»»

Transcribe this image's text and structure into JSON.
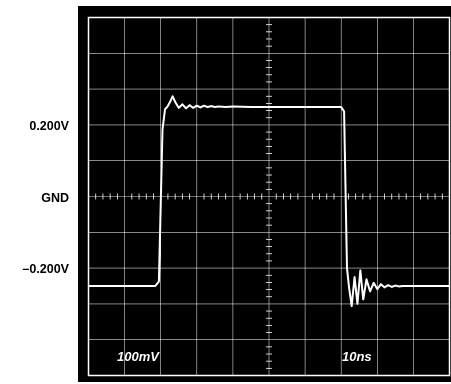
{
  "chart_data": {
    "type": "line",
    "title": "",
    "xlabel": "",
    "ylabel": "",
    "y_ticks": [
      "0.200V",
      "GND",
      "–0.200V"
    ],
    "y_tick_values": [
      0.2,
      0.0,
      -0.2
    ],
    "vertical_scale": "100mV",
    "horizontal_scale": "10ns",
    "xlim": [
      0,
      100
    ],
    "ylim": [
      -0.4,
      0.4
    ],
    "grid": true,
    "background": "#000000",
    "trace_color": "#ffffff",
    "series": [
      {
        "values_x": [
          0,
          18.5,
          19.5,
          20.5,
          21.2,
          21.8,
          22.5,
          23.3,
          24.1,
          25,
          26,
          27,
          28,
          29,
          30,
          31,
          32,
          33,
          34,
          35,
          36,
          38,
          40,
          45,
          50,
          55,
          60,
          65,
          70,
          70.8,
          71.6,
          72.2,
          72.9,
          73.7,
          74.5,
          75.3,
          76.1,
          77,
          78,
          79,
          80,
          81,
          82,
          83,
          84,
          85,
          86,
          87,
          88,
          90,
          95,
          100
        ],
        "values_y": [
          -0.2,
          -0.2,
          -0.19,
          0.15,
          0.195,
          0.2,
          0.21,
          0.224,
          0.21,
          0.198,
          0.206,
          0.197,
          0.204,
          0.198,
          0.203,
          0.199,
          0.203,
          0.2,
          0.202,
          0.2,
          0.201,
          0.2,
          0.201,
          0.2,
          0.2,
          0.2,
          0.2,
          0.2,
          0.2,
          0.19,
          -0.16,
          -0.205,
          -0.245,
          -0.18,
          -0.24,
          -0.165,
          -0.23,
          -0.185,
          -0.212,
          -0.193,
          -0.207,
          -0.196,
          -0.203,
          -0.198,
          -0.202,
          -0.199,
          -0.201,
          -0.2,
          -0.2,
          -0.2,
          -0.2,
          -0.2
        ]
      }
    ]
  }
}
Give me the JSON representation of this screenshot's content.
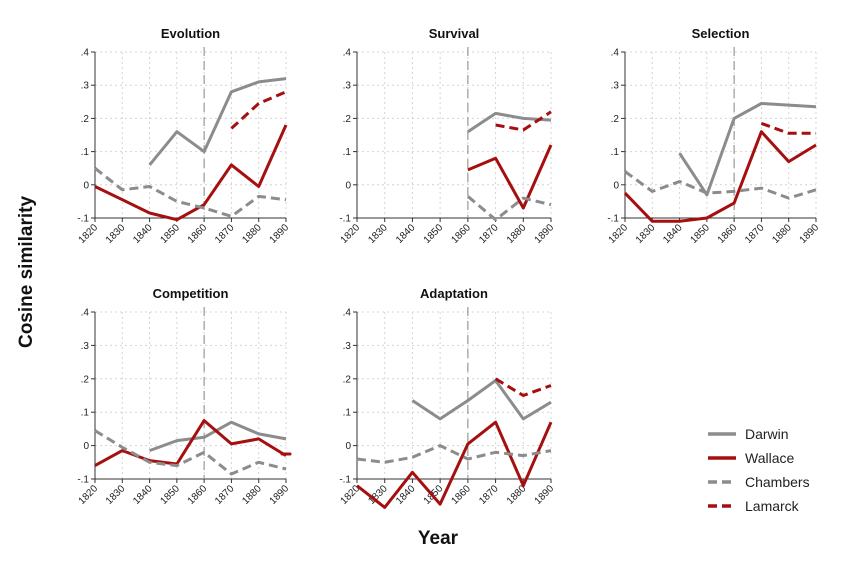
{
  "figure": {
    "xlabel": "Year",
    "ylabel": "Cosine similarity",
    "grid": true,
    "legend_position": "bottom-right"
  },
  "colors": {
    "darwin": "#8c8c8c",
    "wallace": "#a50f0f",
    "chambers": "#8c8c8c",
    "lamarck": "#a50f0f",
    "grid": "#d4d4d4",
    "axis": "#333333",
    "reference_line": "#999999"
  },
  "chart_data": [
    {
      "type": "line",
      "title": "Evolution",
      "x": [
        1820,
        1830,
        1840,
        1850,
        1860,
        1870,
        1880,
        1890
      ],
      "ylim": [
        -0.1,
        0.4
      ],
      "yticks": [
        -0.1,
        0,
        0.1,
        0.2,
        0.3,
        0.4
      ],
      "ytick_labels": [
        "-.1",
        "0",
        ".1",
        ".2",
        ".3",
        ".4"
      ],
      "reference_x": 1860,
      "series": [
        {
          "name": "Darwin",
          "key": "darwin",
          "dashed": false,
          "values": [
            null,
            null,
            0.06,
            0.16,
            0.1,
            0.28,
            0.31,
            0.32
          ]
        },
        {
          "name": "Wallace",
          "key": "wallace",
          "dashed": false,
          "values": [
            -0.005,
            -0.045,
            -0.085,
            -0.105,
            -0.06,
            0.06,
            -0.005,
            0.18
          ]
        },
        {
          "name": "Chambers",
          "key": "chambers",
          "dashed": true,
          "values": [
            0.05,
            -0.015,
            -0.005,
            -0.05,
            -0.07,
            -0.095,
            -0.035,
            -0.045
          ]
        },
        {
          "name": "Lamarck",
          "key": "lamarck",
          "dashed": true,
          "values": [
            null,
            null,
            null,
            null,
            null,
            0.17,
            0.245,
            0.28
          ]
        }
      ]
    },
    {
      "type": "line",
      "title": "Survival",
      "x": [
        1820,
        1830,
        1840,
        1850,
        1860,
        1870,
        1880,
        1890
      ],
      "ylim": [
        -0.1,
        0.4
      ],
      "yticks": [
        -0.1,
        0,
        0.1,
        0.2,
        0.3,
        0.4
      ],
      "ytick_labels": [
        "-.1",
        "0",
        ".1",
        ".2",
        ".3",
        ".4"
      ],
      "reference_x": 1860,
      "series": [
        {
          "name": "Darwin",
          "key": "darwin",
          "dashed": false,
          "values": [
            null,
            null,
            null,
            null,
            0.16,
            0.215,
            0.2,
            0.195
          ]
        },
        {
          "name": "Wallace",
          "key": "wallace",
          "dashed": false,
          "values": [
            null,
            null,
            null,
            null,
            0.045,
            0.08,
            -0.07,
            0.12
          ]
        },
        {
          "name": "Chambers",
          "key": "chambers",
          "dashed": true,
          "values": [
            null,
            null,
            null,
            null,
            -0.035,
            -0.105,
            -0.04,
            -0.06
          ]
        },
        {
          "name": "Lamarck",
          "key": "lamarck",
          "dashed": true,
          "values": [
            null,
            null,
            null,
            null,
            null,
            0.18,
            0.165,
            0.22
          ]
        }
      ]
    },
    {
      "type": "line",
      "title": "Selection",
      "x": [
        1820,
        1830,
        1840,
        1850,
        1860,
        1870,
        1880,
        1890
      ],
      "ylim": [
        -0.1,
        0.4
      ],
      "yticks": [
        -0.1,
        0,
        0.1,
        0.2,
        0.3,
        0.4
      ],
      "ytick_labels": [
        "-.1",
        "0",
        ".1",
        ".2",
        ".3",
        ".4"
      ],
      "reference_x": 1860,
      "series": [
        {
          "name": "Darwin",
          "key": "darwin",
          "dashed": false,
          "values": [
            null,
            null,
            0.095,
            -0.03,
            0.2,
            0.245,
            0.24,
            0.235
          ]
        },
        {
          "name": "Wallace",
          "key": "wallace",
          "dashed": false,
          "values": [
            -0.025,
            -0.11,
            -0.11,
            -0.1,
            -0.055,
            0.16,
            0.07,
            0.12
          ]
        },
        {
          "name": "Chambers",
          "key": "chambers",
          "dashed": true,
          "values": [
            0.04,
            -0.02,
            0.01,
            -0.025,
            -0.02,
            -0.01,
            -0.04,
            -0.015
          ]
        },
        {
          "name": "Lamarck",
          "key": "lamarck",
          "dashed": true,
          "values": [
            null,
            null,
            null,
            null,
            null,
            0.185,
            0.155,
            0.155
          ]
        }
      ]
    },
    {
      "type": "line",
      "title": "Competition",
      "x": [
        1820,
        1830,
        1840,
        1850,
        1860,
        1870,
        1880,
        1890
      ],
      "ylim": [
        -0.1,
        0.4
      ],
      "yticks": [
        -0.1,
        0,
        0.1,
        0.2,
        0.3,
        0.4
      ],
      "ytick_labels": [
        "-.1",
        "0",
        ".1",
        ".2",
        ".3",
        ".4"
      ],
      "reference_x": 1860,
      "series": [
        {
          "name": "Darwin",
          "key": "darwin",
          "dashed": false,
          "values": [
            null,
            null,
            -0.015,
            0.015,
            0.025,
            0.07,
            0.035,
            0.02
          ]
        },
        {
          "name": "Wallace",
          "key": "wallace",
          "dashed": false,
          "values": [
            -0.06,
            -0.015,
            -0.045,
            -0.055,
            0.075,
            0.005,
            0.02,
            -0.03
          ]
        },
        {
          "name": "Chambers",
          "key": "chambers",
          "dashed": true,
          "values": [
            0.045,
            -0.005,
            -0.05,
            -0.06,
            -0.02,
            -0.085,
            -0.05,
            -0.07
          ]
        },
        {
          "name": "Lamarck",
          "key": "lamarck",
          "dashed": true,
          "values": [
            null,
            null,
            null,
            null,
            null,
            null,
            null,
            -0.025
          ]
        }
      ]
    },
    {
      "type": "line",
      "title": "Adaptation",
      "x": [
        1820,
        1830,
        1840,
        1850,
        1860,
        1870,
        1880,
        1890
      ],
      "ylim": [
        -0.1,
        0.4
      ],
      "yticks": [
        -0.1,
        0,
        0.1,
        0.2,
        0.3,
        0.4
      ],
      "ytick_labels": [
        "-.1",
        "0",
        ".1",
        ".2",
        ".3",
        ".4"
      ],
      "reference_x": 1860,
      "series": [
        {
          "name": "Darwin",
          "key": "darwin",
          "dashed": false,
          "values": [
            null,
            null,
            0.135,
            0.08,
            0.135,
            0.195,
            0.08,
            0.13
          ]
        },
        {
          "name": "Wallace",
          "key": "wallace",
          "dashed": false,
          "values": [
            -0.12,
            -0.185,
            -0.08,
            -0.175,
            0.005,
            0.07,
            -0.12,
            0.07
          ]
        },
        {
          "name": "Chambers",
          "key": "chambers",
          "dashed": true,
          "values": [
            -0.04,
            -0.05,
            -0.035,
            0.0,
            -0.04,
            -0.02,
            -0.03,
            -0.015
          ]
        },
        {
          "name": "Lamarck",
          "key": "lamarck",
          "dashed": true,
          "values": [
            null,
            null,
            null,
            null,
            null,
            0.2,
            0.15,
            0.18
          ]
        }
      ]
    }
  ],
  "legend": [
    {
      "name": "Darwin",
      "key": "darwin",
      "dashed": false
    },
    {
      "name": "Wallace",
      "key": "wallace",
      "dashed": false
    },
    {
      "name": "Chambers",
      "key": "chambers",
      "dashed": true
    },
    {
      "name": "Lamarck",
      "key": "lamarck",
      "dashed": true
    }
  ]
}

««

WHAT YOU NEED TO DO: Return, from the data, each line that has the word "title" in it.

WRITTEN ANSWER:
    "title": "",
      "title": "Evolution",
      "title": "Survival",
      "title": "Selection",
      "title": "Competition",
      "title": "Adaptation",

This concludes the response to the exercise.